======== Records for processing ========
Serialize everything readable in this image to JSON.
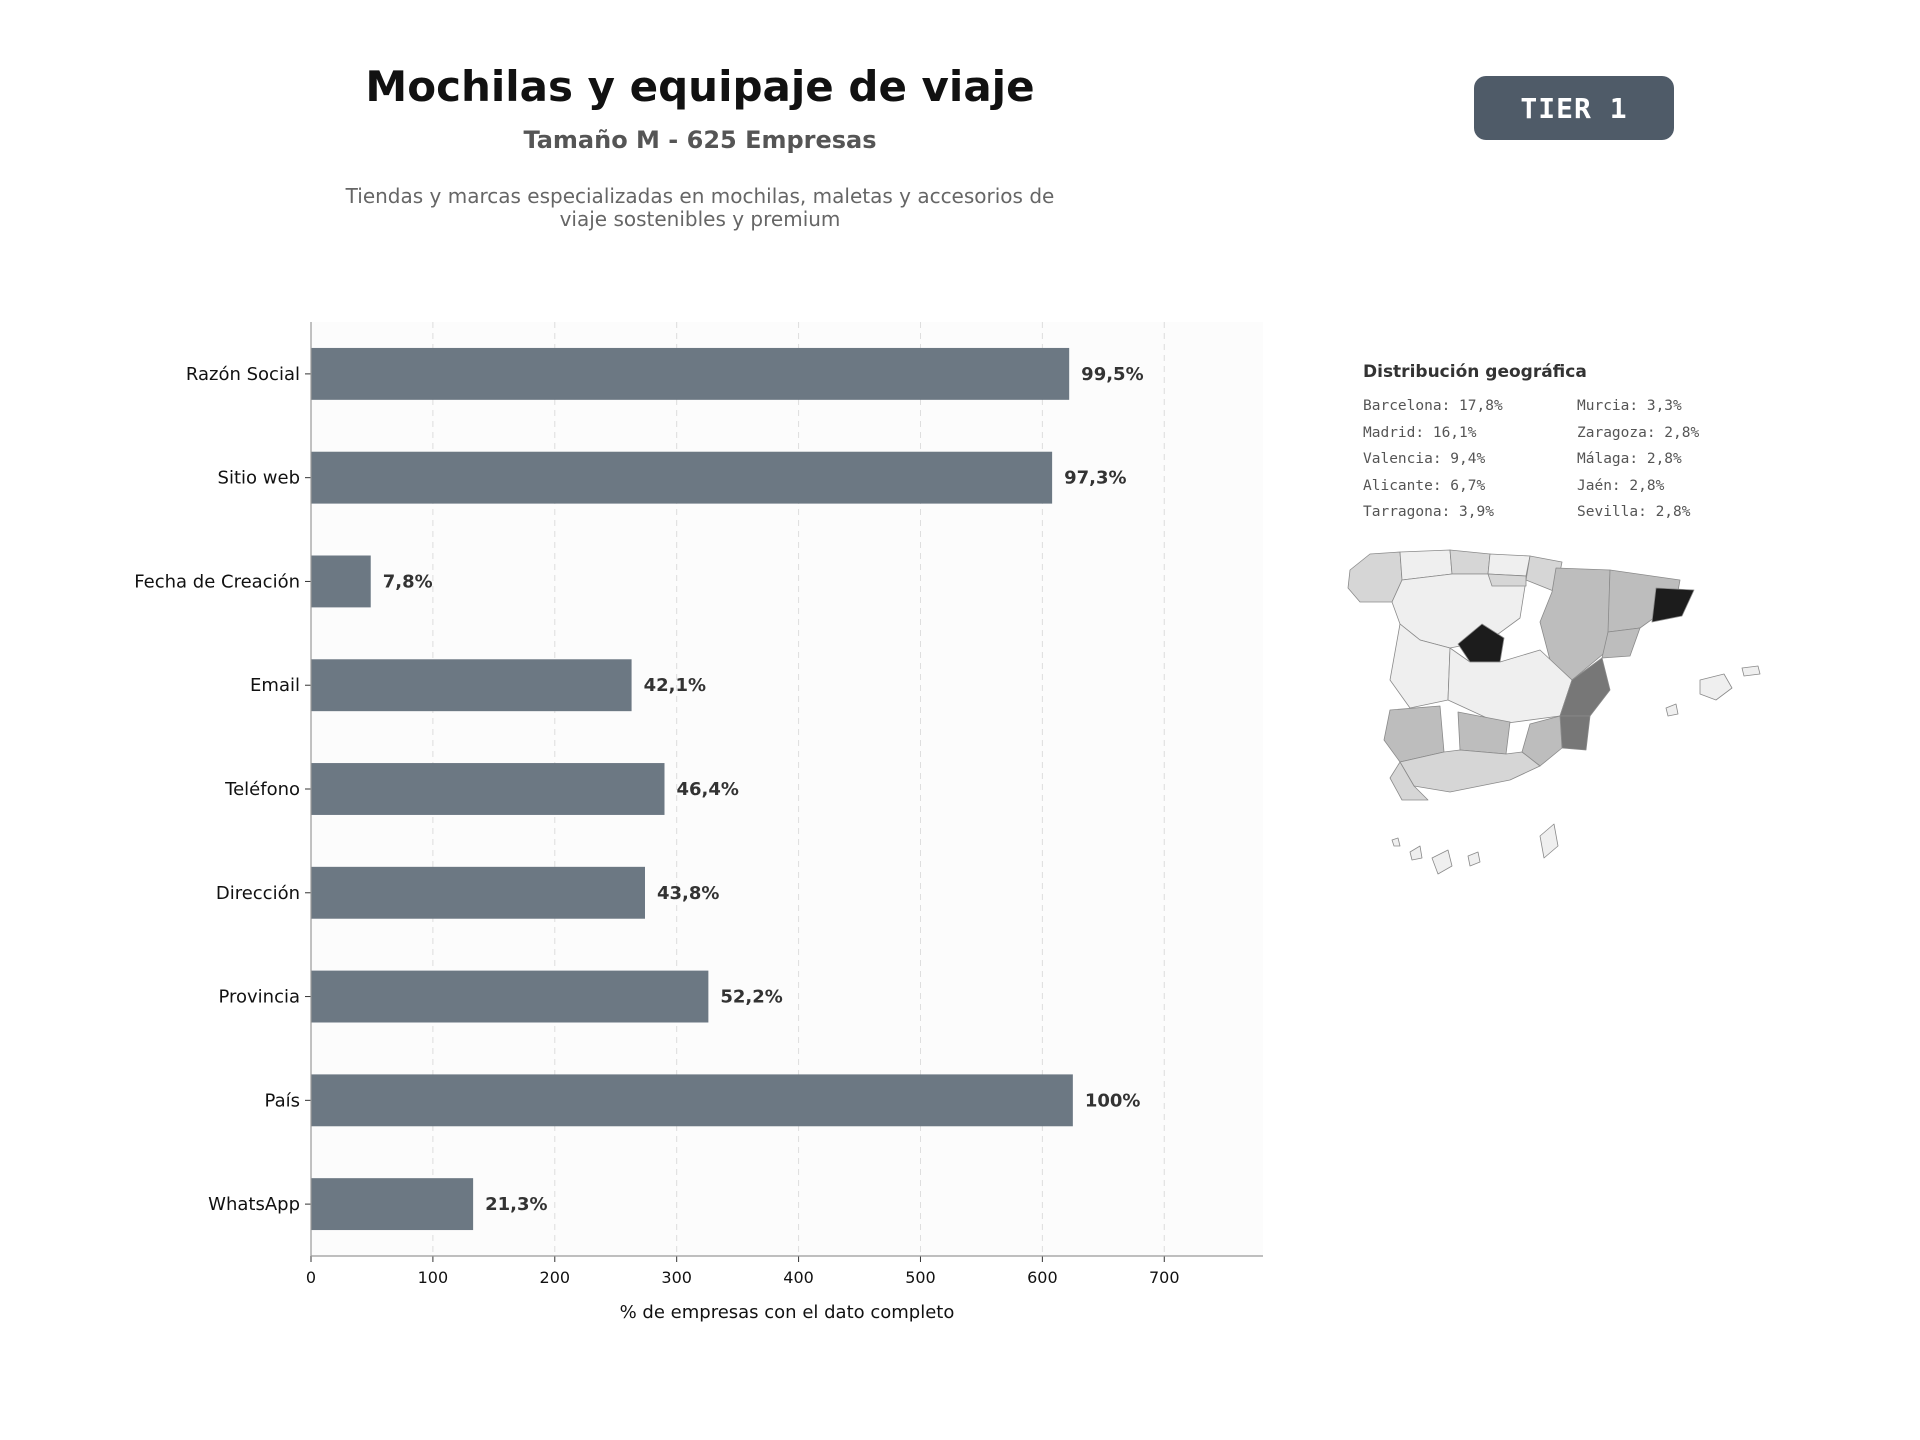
{
  "header": {
    "title": "Mochilas y equipaje de viaje",
    "subtitle": "Tamaño M - 625 Empresas",
    "description_line1": "Tiendas y marcas especializadas en mochilas, maletas y accesorios de",
    "description_line2": "viaje sostenibles y premium"
  },
  "badge": {
    "label": "TIER 1",
    "color": "#4f5b68"
  },
  "chart_data": {
    "type": "bar",
    "orientation": "horizontal",
    "categories": [
      "Razón Social",
      "Sitio web",
      "Fecha de Creación",
      "Email",
      "Teléfono",
      "Dirección",
      "Provincia",
      "País",
      "WhatsApp"
    ],
    "values": [
      622,
      608,
      49,
      263,
      290,
      274,
      326,
      625,
      133
    ],
    "value_labels": [
      "99,5%",
      "97,3%",
      "7,8%",
      "42,1%",
      "46,4%",
      "43,8%",
      "52,2%",
      "100%",
      "21,3%"
    ],
    "xlabel": "% de empresas con el dato completo",
    "xticks": [
      0,
      100,
      200,
      300,
      400,
      500,
      600,
      700
    ],
    "xlim": [
      0,
      781
    ],
    "grid": "vertical dashed",
    "bar_color": "#6c7883",
    "background": "#fcfcfc"
  },
  "geo": {
    "title": "Distribución geográfica",
    "left_column": [
      "Barcelona: 17,8%",
      "Madrid: 16,1%",
      "Valencia: 9,4%",
      "Alicante: 6,7%",
      "Tarragona: 3,9%"
    ],
    "right_column": [
      "Murcia: 3,3%",
      "Zaragoza: 2,8%",
      "Málaga: 2,8%",
      "Jaén: 2,8%",
      "Sevilla: 2,8%"
    ],
    "map_colors": {
      "highest": "#1c1c1c",
      "high": "#777777",
      "medium": "#bdbdbd",
      "low": "#d6d6d6",
      "lowest": "#efefef"
    }
  }
}
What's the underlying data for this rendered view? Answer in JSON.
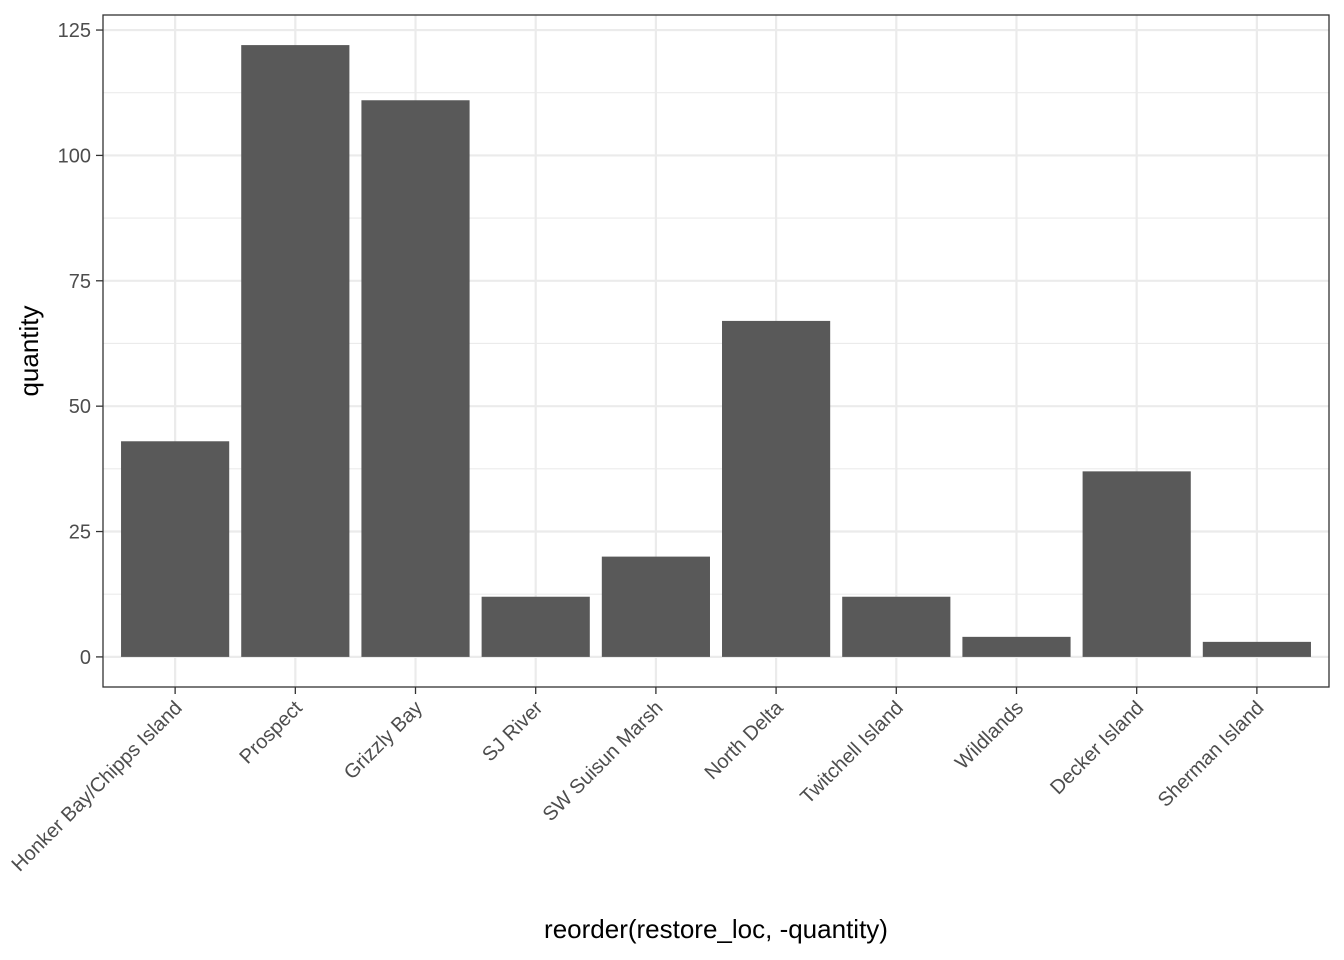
{
  "chart_data": {
    "type": "bar",
    "title": "",
    "xlabel": "reorder(restore_loc, -quantity)",
    "ylabel": "quantity",
    "categories": [
      "Honker Bay/Chipps Island",
      "Prospect",
      "Grizzly Bay",
      "SJ River",
      "SW Suisun Marsh",
      "North Delta",
      "Twitchell Island",
      "Wildlands",
      "Decker Island",
      "Sherman Island"
    ],
    "values": [
      43,
      122,
      111,
      12,
      20,
      67,
      12,
      4,
      37,
      3
    ],
    "ylim": [
      -6,
      128
    ],
    "yticks": [
      0,
      25,
      50,
      75,
      100,
      125
    ],
    "grid": true,
    "legend": "none",
    "bar_color": "#595959",
    "grid_color": "#ebebeb",
    "panel_border_color": "#333333"
  }
}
========
Exercise brief
Return every line of the records exactly as given, pictures excluded.

Result of this task
Serialize everything readable in this image to JSON.
{
  "header": {
    "title": "Mochilas y equipaje de viaje",
    "subtitle": "Tamaño M - 625 Empresas",
    "description_line1": "Tiendas y marcas especializadas en mochilas, maletas y accesorios de",
    "description_line2": "viaje sostenibles y premium"
  },
  "badge": {
    "label": "TIER 1",
    "color": "#4f5b68"
  },
  "chart_data": {
    "type": "bar",
    "orientation": "horizontal",
    "categories": [
      "Razón Social",
      "Sitio web",
      "Fecha de Creación",
      "Email",
      "Teléfono",
      "Dirección",
      "Provincia",
      "País",
      "WhatsApp"
    ],
    "values": [
      622,
      608,
      49,
      263,
      290,
      274,
      326,
      625,
      133
    ],
    "value_labels": [
      "99,5%",
      "97,3%",
      "7,8%",
      "42,1%",
      "46,4%",
      "43,8%",
      "52,2%",
      "100%",
      "21,3%"
    ],
    "xlabel": "% de empresas con el dato completo",
    "xticks": [
      0,
      100,
      200,
      300,
      400,
      500,
      600,
      700
    ],
    "xlim": [
      0,
      781
    ],
    "grid": "vertical dashed",
    "bar_color": "#6c7883",
    "background": "#fcfcfc"
  },
  "geo": {
    "title": "Distribución geográfica",
    "left_column": [
      "Barcelona: 17,8%",
      "Madrid: 16,1%",
      "Valencia: 9,4%",
      "Alicante: 6,7%",
      "Tarragona: 3,9%"
    ],
    "right_column": [
      "Murcia: 3,3%",
      "Zaragoza: 2,8%",
      "Málaga: 2,8%",
      "Jaén: 2,8%",
      "Sevilla: 2,8%"
    ],
    "map_colors": {
      "highest": "#1c1c1c",
      "high": "#777777",
      "medium": "#bdbdbd",
      "low": "#d6d6d6",
      "lowest": "#efefef"
    }
  }
}
What's the underlying data for this rendered view? Answer in JSON.
{
  "chart_data": {
    "type": "bar",
    "title": "",
    "xlabel": "reorder(restore_loc, -quantity)",
    "ylabel": "quantity",
    "categories": [
      "Honker Bay/Chipps Island",
      "Prospect",
      "Grizzly Bay",
      "SJ River",
      "SW Suisun Marsh",
      "North Delta",
      "Twitchell Island",
      "Wildlands",
      "Decker Island",
      "Sherman Island"
    ],
    "values": [
      43,
      122,
      111,
      12,
      20,
      67,
      12,
      4,
      37,
      3
    ],
    "ylim": [
      -6,
      128
    ],
    "yticks": [
      0,
      25,
      50,
      75,
      100,
      125
    ],
    "grid": true,
    "legend": "none",
    "bar_color": "#595959",
    "grid_color": "#ebebeb",
    "panel_border_color": "#333333"
  }
}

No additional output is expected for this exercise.